2. Prinsip menyeluruh (universal)
pada tujuan-tujuan dan kandungan-kandungan kurikulum.
3. Prinsip keseimbangan yang relative
antara tujuan-tujuan dan kandungan-kandungan kurikulum.
4. Prinsip interaksi antara
kebutuhan siswa dan kebutuhan-kebutuhan masyarakat.
5. Prinsip pemeliharaan
perbedaan-perbedaan individual diantara peserta didik, baik perbedaan dari segi
bakat, minat, kemampuan, kebutuhan dan sebagainya.
6. Prinsip perkembangan dan
perubahan sesuai dengan tuntutan yang ada dengan tidak mengabaikan nilai-nilai
absolute.
7. Prinsip pertautan (integritas)
antara mata pelajaran, pengalaman-pengalaman dan aktifiti yang terkandung
didalam kurikulum, begitu pula dengan pertautan antara kandungan kurikulum
dengan kebutuhan murid juga kebutuhan masyarakat.
1. Prinsip
Relevansi: dalam
arti kesesuaian pendidikan dalam lingkungan hidup murid, relevansi dengan
kehidupan masa sekarang dan akan datang, relevansi dengan tuntutan pekerjaan.
2. Prinsip
Efektifitas: baik
efektifitas mengajar guru, ataupun efektifitas belajar murid.
3. Prinsip
Efisiensi: baik
dalam segi waktu, tenaga dan biaya.
4. Prinsip
Fleksibilitas:
artinya ada semacam ruang gerak yang memberikan sedikit kebebasan dalam
bertindak, baik yang berorientasi pada fleksibilitas pemilihan program
pendidikan maupun dalam mengembangkan program pengajaran.
Sedangkan
Muhammad Zuhaili menyatakan bahwa kurikulum yang digunakan harus serius dan
membangun, benar serta bertujuan untuk menyuntikkan kedalam akal para pemuda
(baca; anak didik) hal-hal yang bermanfaat dalam agama dan dunia mereka.
Karena kurikulum pendidikan haruslah berasal dari al-Qur’an dan Sunnah
Rasul, tradisi orang-orang terdahulu yang shalih, serta cendekiawan muslim
yang membawa cahaya terang selama berabad-abad.[52] Sehingga dari prinsip-prinsip di atas, menjadi
sesuatu yang harus segera di rumuskan mengenai integralitas pendidikan agama
Islam dan pendidikan multicultural.

* * * * * * *

• _Soal A_: Menurut teks tentang prinsip kurikulum, dalam segi apa saja prinsip efisiensi berlaku?
Teks di atas dan catatan berikut diambil dari sumber yang berlainan.

Data anotasi tata letak visual:
* * * * * * *

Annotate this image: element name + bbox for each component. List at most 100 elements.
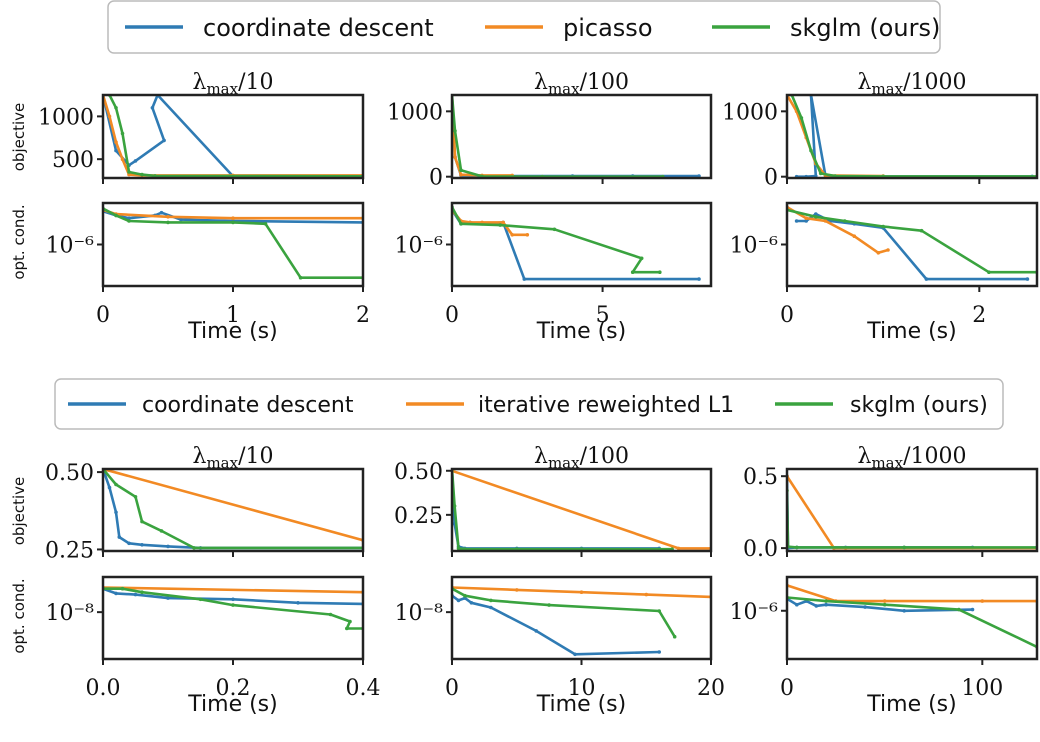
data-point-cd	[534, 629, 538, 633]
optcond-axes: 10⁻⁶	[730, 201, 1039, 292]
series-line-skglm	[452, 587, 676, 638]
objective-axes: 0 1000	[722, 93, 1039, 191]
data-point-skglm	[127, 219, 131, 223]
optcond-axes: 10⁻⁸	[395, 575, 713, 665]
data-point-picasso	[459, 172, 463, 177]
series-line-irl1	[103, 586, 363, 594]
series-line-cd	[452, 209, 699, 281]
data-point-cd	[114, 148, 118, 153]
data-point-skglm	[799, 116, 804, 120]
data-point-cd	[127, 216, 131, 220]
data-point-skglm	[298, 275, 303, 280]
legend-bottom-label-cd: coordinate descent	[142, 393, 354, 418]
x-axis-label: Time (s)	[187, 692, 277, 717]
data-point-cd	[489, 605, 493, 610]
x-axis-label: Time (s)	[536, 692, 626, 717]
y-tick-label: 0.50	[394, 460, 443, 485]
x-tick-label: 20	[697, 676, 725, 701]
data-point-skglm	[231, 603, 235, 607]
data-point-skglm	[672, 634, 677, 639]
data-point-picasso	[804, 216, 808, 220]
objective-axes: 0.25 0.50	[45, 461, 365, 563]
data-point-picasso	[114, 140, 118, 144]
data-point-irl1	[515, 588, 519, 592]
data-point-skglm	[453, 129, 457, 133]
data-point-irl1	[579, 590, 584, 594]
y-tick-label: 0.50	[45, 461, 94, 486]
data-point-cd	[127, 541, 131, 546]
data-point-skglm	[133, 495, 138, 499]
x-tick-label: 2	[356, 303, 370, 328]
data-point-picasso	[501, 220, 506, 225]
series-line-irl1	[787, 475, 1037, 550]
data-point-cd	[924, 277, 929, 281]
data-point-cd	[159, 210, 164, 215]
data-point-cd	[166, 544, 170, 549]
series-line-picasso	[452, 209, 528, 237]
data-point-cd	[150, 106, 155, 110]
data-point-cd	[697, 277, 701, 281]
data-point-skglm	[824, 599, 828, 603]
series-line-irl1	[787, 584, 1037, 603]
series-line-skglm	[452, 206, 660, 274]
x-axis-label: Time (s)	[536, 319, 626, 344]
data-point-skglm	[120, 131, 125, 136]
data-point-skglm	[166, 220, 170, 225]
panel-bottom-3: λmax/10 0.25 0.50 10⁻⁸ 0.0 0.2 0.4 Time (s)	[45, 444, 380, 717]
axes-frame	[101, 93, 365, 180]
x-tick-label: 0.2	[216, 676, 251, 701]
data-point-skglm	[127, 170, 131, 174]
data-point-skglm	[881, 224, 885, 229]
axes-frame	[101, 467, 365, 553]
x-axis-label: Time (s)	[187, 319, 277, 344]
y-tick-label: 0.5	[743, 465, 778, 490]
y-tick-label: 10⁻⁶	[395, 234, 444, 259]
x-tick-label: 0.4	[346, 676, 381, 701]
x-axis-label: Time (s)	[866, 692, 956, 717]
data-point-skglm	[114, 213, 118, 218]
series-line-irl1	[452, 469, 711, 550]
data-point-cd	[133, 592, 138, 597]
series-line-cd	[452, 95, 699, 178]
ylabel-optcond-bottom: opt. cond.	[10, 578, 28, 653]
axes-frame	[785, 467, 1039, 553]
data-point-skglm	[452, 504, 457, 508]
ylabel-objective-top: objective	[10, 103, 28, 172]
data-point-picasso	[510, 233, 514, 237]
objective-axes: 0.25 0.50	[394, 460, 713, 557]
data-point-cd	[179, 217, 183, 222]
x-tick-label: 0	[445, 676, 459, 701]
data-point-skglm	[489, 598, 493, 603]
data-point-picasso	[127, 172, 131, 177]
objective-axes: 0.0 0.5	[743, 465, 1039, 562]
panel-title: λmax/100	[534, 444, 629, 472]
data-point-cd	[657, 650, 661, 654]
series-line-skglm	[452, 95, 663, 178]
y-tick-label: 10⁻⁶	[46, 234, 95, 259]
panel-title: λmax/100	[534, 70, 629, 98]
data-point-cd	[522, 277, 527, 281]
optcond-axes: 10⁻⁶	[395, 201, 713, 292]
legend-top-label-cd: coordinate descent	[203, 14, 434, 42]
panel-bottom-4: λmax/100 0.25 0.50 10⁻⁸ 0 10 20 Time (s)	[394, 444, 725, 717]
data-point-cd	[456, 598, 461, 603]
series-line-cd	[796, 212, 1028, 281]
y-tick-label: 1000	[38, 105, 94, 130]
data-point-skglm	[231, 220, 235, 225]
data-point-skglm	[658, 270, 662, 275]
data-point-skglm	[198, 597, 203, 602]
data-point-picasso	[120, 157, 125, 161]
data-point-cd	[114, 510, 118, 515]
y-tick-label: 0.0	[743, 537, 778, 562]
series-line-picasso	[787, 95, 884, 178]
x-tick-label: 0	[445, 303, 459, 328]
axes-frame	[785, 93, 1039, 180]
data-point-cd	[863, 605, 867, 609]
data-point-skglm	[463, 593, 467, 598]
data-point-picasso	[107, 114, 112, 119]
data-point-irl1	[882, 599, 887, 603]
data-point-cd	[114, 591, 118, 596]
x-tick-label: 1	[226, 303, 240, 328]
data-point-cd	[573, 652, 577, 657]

* * * * * * *

• _Soal B_: Tolong ambil dari catatan baris-baris di antara baris yang memuat "629, 538, 633]" dan baris yang memuat "170, 131, 174]", termasuk kedua baris itu. Salin tanpa perubahan.

• _Jawaban A_: Dalam segi waktu, tenaga, dan biaya.

• _Jawaban B_:
data-point-cd	[534, 629, 538, 633]
optcond-axes: 10⁻⁶	[730, 201, 1039, 292]
series-line-skglm	[452, 587, 676, 638]
objective-axes: 0 1000	[722, 93, 1039, 191]
data-point-skglm	[127, 219, 131, 223]
optcond-axes: 10⁻⁸	[395, 575, 713, 665]
data-point-picasso	[459, 172, 463, 177]
series-line-irl1	[103, 586, 363, 594]
series-line-cd	[452, 209, 699, 281]
data-point-cd	[114, 148, 118, 153]
data-point-skglm	[799, 116, 804, 120]
data-point-cd	[127, 216, 131, 220]
data-point-skglm	[298, 275, 303, 280]
legend-bottom-label-cd: coordinate descent	[142, 393, 354, 418]
x-axis-label: Time (s)	[187, 692, 277, 717]
data-point-cd	[489, 605, 493, 610]
x-axis-label: Time (s)	[536, 692, 626, 717]
y-tick-label: 0.50	[394, 460, 443, 485]
x-tick-label: 20	[697, 676, 725, 701]
data-point-skglm	[231, 603, 235, 607]
data-point-skglm	[672, 634, 677, 639]
data-point-picasso	[804, 216, 808, 220]
objective-axes: 0.25 0.50	[45, 461, 365, 563]
data-point-picasso	[114, 140, 118, 144]
data-point-irl1	[515, 588, 519, 592]
data-point-skglm	[453, 129, 457, 133]
data-point-irl1	[579, 590, 584, 594]
y-tick-label: 0.50	[45, 461, 94, 486]
data-point-cd	[127, 541, 131, 546]
data-point-skglm	[133, 495, 138, 499]
x-tick-label: 2	[356, 303, 370, 328]
data-point-picasso	[501, 220, 506, 225]
series-line-irl1	[787, 475, 1037, 550]
data-point-cd	[924, 277, 929, 281]
data-point-cd	[159, 210, 164, 215]
data-point-cd	[166, 544, 170, 549]
series-line-picasso	[452, 209, 528, 237]
data-point-cd	[150, 106, 155, 110]
data-point-cd	[697, 277, 701, 281]
data-point-skglm	[824, 599, 828, 603]
series-line-irl1	[787, 584, 1037, 603]
series-line-skglm	[452, 206, 660, 274]
x-axis-label: Time (s)	[536, 319, 626, 344]
data-point-skglm	[120, 131, 125, 136]
data-point-skglm	[166, 220, 170, 225]
panel-bottom-3: λmax/10 0.25 0.50 10⁻⁸ 0.0 0.2 0.4 Time (s)	[45, 444, 380, 717]
axes-frame	[101, 93, 365, 180]
x-tick-label: 0.2	[216, 676, 251, 701]
data-point-skglm	[127, 170, 131, 174]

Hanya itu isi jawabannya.